** begin Given records **

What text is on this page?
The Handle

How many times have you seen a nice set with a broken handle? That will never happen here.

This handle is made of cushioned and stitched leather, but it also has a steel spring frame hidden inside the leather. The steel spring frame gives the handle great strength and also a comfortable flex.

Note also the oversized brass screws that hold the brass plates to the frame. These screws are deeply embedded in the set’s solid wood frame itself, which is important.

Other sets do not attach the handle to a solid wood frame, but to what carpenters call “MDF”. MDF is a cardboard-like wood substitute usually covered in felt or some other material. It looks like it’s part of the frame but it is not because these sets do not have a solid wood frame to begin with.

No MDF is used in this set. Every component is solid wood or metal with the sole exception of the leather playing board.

** end Given records **
** begin Given records **

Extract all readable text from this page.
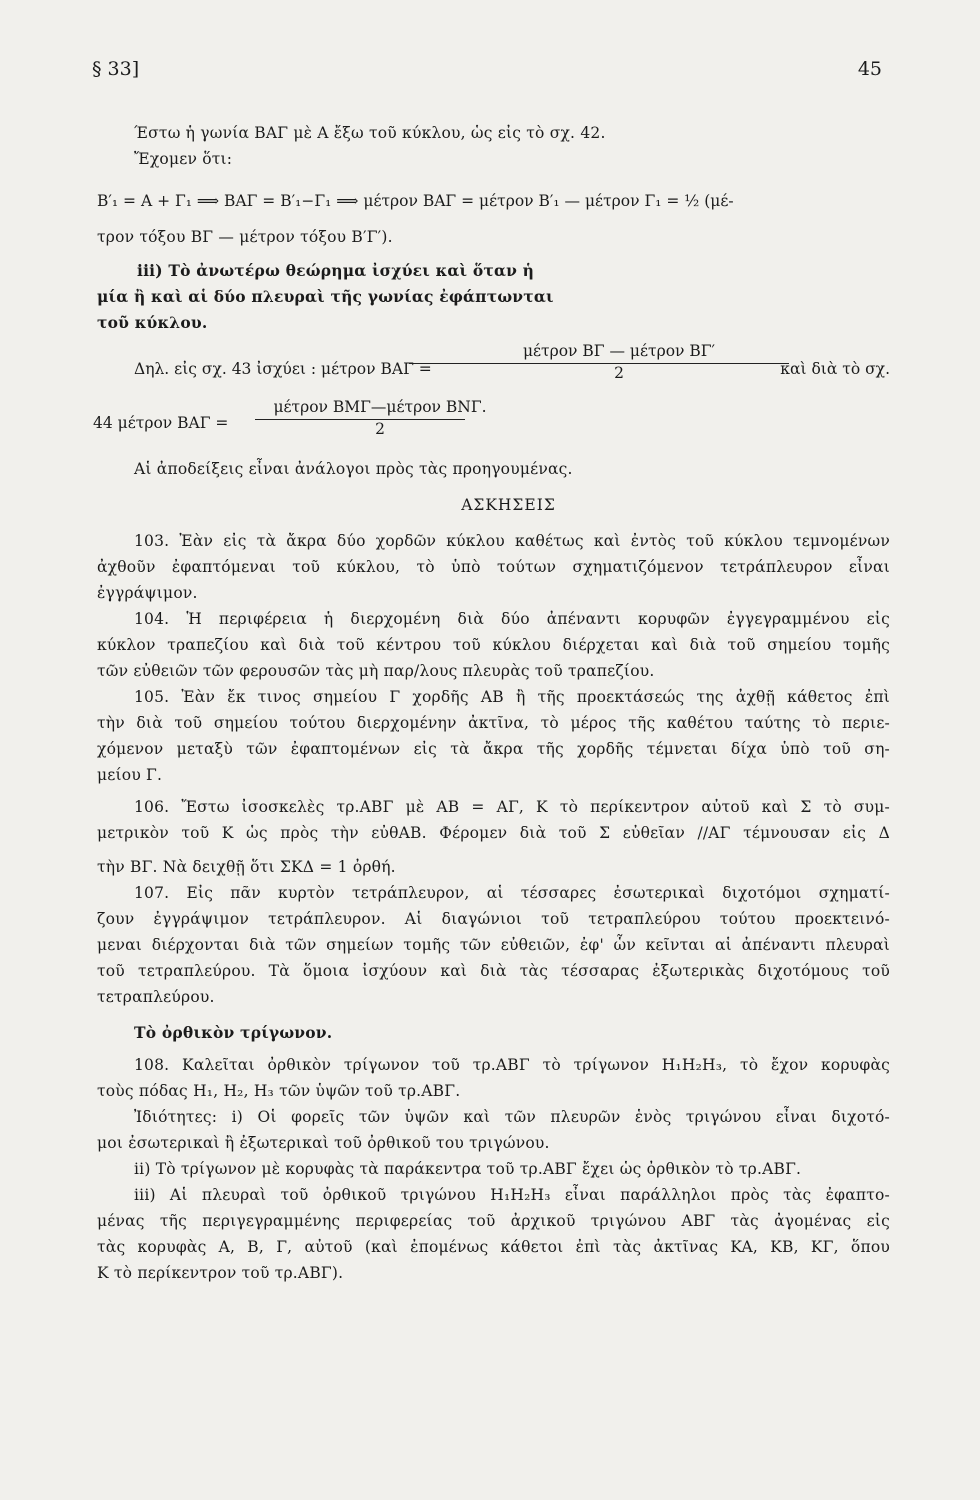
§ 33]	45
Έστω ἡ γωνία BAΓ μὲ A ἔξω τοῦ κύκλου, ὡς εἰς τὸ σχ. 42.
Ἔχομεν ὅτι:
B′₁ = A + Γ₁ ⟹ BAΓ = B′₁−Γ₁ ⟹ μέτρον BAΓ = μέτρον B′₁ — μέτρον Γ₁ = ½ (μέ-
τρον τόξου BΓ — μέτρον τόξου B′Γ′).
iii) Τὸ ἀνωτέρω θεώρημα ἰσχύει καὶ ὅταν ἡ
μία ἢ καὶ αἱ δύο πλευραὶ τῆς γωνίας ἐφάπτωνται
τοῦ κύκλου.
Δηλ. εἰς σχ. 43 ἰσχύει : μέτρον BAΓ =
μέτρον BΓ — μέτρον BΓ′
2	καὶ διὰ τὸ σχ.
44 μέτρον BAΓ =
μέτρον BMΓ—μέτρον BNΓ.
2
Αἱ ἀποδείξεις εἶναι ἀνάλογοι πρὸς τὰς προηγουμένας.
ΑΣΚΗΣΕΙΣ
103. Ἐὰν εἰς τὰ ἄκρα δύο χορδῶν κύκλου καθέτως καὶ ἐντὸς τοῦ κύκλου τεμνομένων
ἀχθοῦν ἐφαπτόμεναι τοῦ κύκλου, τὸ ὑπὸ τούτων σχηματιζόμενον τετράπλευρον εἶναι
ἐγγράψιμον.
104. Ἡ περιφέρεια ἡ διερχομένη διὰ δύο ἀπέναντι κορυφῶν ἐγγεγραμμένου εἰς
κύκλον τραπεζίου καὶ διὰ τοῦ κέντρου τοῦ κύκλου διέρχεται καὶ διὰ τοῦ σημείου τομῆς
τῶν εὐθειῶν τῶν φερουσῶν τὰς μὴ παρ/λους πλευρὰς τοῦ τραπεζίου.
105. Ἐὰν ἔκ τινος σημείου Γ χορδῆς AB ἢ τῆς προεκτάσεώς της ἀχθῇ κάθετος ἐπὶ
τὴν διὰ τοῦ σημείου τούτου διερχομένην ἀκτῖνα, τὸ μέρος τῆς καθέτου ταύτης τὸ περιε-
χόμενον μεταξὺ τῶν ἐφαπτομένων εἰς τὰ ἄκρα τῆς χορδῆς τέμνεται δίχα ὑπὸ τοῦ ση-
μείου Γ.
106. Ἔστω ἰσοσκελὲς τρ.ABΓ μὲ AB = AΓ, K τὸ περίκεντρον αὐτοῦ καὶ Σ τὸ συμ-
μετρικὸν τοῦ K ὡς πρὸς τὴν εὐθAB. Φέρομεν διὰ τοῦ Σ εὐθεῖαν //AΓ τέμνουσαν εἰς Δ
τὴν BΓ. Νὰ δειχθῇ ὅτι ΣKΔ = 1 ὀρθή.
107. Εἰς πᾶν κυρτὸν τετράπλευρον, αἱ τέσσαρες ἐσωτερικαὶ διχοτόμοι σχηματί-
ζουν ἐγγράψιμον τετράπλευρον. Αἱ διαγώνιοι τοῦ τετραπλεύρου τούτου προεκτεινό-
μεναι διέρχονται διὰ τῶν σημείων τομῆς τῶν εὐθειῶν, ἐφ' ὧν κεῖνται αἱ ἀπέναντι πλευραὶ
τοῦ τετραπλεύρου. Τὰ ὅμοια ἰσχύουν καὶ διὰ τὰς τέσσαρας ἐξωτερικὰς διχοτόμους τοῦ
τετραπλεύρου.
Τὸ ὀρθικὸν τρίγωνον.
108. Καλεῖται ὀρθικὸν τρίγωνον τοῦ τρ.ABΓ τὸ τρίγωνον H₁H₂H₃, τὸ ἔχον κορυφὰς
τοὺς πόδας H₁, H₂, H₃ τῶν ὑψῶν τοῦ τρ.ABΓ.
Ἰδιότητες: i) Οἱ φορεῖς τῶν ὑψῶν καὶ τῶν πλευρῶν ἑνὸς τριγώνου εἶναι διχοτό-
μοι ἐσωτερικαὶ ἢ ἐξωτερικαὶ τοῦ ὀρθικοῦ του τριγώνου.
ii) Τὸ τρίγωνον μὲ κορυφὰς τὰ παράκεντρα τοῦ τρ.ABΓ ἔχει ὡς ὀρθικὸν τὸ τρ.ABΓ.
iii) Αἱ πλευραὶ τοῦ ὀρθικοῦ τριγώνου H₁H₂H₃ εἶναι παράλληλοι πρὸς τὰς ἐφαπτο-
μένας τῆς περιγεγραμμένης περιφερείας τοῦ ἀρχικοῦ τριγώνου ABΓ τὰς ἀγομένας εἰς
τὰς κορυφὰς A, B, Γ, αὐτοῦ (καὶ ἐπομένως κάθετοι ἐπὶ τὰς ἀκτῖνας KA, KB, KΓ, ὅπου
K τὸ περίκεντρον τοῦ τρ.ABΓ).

** end Given records **
** begin Given records **

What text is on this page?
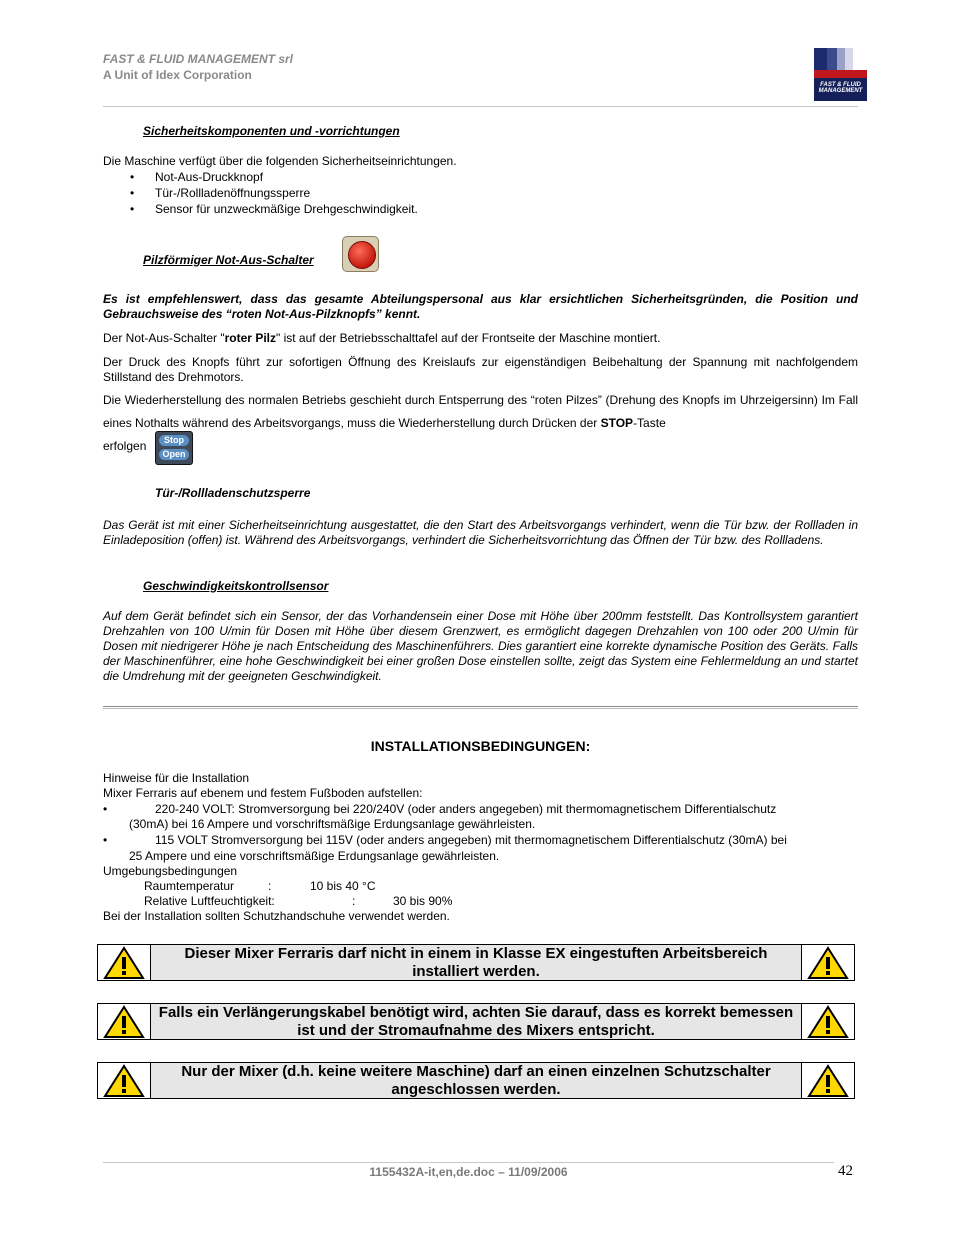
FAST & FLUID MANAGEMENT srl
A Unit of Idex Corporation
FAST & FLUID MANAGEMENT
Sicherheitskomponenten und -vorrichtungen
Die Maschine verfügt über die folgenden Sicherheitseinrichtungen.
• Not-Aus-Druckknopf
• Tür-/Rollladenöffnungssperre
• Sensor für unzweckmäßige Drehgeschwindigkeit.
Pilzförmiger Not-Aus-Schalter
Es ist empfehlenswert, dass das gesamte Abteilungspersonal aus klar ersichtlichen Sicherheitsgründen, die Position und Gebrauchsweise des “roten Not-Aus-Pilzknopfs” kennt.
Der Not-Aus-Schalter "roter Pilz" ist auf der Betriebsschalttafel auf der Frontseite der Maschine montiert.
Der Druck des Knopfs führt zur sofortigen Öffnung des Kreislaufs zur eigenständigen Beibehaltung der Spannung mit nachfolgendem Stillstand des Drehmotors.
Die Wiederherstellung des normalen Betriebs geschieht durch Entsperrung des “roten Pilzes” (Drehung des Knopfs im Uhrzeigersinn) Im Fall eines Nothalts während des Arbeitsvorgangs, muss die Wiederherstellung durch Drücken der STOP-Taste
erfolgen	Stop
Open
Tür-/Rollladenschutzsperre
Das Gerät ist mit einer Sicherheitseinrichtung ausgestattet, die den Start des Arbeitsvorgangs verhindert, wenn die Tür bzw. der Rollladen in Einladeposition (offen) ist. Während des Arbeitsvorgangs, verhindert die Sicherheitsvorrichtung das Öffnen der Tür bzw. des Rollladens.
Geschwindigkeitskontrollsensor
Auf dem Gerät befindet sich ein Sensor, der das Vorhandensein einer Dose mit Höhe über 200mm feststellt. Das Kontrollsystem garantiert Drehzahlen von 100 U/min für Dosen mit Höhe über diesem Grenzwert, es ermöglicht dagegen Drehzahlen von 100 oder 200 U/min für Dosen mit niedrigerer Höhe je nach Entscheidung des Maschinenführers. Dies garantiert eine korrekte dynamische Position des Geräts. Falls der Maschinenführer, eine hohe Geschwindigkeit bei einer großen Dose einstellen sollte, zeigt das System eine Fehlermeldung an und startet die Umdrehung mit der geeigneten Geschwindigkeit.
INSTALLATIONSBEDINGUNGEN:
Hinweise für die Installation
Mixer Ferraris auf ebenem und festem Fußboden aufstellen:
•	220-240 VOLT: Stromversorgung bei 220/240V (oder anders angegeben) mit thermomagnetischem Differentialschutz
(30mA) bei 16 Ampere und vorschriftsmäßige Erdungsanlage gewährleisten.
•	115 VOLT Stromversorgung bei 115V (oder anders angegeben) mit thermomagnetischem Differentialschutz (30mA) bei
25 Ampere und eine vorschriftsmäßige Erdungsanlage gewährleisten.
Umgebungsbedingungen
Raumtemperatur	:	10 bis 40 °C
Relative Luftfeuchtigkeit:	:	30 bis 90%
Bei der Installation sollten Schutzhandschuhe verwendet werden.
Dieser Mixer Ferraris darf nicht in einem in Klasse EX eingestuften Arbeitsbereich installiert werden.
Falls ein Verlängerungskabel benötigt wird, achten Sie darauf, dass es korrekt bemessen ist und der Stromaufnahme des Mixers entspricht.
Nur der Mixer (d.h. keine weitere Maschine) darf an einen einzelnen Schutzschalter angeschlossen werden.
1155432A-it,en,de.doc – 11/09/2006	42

** end Given records **

Written exercise
Find how many lines of the entries contain "τομῆς". Respond with the number only.

Answer to the task
2